══ RECORD EXCERPTS ══

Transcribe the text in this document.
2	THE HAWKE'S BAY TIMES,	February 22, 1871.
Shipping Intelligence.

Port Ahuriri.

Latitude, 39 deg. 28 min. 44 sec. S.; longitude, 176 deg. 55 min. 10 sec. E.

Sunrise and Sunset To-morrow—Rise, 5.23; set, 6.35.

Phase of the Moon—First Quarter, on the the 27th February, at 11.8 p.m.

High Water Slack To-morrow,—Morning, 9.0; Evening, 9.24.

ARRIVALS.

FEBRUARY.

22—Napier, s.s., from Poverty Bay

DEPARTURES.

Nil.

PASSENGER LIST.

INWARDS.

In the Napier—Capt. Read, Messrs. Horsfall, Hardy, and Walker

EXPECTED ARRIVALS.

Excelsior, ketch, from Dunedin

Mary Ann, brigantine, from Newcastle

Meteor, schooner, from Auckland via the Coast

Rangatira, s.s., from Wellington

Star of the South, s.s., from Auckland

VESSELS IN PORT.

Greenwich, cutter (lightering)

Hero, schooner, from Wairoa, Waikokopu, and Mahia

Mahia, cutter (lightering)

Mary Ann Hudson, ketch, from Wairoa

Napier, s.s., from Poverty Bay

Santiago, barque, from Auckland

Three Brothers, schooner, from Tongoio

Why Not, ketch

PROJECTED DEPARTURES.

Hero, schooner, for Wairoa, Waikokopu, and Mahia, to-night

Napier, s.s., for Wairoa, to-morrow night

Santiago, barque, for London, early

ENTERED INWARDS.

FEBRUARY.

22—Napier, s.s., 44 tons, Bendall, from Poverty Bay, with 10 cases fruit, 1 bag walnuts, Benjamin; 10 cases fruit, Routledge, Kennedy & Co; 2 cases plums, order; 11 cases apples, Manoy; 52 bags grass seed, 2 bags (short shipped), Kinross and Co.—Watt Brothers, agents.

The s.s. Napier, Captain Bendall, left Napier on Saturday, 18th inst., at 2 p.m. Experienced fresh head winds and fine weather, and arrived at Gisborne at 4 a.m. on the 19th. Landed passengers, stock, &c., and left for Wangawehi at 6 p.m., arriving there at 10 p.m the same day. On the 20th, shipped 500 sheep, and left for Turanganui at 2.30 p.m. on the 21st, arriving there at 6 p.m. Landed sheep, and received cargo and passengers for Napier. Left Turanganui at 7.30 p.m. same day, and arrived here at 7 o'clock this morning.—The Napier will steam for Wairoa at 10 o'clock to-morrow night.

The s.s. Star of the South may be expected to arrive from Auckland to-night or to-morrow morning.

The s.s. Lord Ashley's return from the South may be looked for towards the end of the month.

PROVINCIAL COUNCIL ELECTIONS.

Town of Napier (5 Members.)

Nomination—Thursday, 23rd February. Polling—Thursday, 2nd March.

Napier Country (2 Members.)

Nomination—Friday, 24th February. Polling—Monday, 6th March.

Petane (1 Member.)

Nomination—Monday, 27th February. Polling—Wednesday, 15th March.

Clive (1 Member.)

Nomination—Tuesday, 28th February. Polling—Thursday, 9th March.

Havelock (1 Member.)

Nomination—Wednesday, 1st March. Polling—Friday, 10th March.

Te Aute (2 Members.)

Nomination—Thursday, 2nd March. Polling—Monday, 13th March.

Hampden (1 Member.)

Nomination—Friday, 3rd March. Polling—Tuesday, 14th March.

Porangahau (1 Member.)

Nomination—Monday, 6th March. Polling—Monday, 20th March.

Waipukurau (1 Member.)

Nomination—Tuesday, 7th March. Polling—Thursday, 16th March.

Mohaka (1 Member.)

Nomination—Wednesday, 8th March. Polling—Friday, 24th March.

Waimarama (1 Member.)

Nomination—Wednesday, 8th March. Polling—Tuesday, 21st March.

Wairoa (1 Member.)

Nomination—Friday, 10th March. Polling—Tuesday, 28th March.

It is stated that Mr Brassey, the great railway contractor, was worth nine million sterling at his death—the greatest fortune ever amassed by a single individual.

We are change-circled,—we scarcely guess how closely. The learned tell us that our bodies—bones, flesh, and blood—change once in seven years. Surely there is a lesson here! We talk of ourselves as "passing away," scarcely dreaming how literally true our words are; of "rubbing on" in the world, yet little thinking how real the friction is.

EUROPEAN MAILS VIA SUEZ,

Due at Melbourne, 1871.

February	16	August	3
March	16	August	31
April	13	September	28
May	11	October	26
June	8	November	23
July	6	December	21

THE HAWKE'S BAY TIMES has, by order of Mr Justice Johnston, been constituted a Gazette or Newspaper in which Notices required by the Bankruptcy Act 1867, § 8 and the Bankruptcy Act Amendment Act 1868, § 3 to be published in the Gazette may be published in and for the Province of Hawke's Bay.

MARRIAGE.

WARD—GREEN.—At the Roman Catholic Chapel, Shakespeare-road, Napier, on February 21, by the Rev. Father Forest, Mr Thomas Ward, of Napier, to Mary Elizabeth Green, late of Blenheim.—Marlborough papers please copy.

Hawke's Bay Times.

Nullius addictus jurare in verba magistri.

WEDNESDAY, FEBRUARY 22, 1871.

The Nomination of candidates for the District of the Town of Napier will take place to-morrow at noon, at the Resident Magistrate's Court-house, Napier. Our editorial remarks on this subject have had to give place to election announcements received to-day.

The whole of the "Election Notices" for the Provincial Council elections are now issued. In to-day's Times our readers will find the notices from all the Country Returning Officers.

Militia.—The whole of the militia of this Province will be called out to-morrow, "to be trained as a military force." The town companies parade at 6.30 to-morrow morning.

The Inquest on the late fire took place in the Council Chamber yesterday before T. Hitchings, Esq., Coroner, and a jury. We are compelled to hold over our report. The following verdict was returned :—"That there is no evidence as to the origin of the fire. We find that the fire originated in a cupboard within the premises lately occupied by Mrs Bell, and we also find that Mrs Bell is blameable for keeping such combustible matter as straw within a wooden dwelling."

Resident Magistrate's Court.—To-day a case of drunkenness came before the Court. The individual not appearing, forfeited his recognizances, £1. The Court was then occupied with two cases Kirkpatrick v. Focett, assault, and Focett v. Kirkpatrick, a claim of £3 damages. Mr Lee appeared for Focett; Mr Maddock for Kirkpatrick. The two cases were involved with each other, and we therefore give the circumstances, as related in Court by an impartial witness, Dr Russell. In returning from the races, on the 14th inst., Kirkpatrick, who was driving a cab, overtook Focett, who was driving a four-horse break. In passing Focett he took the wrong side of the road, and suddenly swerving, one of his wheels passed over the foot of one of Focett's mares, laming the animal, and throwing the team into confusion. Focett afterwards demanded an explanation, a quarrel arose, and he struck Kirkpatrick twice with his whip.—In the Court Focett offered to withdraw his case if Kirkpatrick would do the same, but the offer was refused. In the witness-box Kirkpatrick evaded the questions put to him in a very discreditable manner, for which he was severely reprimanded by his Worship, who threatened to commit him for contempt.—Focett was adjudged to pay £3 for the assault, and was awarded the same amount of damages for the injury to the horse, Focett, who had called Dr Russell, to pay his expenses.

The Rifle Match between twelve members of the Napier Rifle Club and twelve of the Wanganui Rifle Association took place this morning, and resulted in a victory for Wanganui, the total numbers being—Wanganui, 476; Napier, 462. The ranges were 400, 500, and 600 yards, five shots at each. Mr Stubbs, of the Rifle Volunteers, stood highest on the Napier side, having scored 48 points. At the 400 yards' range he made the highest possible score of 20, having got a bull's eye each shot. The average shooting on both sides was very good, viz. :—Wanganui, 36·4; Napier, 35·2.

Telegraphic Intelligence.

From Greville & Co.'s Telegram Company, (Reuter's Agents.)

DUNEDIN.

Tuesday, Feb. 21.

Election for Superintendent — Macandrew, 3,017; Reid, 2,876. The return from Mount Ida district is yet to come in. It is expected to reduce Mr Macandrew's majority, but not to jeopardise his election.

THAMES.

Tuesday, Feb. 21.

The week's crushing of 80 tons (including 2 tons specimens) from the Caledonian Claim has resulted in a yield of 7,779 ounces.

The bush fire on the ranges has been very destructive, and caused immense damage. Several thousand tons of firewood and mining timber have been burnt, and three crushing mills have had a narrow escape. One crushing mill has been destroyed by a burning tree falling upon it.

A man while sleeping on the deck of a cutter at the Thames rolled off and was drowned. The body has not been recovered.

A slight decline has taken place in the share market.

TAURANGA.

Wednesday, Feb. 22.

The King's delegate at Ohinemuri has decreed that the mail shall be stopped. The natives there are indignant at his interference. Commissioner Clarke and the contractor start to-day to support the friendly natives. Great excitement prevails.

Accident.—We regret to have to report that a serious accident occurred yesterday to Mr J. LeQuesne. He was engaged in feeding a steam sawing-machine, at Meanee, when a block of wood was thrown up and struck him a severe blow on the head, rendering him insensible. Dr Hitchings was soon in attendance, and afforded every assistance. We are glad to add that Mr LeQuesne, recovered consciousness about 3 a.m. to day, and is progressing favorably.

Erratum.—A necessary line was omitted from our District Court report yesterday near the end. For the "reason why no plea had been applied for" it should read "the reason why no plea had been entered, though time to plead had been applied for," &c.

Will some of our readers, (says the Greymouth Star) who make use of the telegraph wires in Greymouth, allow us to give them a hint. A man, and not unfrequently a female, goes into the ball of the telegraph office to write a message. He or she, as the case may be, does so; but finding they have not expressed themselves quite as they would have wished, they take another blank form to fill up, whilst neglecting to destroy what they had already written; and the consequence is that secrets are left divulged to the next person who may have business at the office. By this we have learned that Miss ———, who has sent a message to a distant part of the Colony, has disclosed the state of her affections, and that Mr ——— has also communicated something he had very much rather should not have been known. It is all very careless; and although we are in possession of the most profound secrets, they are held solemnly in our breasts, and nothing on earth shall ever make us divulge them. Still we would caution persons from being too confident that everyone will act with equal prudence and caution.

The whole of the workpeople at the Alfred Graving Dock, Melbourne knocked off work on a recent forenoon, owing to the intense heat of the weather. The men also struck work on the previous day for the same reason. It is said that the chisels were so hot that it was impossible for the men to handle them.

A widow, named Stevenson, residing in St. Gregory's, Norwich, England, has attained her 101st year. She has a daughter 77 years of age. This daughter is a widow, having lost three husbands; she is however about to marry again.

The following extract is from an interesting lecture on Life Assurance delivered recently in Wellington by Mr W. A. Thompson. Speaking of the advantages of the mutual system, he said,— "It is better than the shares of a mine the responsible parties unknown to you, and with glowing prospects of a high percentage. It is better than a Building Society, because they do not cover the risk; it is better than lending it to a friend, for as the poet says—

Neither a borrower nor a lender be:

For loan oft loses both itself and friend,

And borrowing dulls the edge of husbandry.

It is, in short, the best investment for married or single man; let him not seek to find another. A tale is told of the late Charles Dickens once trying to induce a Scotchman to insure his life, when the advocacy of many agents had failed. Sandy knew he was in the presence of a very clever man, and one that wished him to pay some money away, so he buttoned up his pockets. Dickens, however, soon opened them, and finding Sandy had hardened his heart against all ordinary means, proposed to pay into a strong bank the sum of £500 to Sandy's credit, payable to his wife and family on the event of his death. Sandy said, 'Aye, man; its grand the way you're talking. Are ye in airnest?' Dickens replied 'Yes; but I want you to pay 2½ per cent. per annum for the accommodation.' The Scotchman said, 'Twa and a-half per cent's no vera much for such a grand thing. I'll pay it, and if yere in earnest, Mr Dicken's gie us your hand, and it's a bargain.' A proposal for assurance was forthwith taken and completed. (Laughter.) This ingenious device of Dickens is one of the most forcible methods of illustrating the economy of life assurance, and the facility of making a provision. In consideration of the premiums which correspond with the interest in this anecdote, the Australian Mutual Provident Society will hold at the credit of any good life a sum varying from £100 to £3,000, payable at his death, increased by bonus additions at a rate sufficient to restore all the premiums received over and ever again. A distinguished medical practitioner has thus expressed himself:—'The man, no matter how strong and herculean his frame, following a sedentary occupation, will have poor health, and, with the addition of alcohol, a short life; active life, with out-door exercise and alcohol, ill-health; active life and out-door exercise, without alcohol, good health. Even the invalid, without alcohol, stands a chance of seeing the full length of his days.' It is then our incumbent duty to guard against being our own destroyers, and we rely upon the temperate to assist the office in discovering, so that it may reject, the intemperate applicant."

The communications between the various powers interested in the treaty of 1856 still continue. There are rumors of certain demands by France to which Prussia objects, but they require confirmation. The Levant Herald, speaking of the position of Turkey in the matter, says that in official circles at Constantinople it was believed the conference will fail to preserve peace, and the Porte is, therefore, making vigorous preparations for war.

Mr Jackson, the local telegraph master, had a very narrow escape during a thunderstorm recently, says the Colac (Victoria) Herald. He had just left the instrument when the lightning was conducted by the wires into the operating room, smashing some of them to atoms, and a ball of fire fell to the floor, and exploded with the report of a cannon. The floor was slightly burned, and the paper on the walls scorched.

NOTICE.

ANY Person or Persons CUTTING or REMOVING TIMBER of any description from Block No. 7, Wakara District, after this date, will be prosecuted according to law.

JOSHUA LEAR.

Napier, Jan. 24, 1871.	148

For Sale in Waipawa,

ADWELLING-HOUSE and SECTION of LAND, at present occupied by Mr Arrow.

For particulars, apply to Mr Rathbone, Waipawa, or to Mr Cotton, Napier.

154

═══

PROBLEM STATEMENT
Only a number is wanted: how many lines of the material above hold "readers"?

SOLVED EXERCISE
2